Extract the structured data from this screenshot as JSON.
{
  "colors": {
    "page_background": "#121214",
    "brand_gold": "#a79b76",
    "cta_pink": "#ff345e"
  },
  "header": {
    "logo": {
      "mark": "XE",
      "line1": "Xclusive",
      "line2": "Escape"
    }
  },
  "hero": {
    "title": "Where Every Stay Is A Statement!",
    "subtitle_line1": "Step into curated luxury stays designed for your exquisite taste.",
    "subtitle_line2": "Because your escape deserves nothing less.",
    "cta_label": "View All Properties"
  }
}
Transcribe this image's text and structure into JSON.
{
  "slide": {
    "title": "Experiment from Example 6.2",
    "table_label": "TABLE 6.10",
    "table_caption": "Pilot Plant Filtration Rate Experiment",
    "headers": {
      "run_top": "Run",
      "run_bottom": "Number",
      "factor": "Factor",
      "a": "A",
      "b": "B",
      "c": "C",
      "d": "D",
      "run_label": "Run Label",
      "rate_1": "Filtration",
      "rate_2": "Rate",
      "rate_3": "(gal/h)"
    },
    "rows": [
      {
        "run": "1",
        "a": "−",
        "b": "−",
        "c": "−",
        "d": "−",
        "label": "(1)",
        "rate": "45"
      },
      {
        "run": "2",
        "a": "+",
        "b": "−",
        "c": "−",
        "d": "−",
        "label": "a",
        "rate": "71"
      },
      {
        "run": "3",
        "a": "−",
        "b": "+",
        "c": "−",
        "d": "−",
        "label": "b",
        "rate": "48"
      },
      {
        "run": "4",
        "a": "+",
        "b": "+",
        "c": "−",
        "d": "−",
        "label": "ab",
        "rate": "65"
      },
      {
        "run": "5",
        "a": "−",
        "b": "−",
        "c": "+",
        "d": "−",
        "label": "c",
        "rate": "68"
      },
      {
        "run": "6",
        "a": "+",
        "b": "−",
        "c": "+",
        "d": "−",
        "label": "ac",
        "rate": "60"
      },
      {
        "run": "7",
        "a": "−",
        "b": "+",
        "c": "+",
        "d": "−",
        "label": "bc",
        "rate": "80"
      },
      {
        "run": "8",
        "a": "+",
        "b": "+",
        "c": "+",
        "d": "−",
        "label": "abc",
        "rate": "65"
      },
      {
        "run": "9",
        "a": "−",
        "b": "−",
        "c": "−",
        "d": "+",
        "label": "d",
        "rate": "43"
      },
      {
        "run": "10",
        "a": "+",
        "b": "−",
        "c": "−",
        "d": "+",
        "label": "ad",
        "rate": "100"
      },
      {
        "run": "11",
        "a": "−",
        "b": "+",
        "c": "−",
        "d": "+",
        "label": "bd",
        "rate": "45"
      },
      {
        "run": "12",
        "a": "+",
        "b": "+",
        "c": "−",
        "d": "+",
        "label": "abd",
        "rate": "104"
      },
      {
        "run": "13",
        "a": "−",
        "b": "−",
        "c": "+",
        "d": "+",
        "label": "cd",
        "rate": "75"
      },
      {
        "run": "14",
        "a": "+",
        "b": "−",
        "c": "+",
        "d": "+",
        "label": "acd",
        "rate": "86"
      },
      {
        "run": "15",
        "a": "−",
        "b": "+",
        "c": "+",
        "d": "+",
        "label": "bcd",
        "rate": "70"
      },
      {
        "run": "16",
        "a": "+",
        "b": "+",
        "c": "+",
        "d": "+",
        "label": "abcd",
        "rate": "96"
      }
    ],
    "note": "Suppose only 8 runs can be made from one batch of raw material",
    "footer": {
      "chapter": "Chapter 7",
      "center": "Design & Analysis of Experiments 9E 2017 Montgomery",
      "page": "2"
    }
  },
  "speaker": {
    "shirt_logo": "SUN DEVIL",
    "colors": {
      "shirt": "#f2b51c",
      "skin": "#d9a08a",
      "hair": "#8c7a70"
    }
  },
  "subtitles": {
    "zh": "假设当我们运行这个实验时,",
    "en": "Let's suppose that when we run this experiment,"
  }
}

----------

PROBLEM TO SOLVE:
Using the records above, say how many lines include the string "into". Only the number is wanted.

REPLY TO THE TASK:
2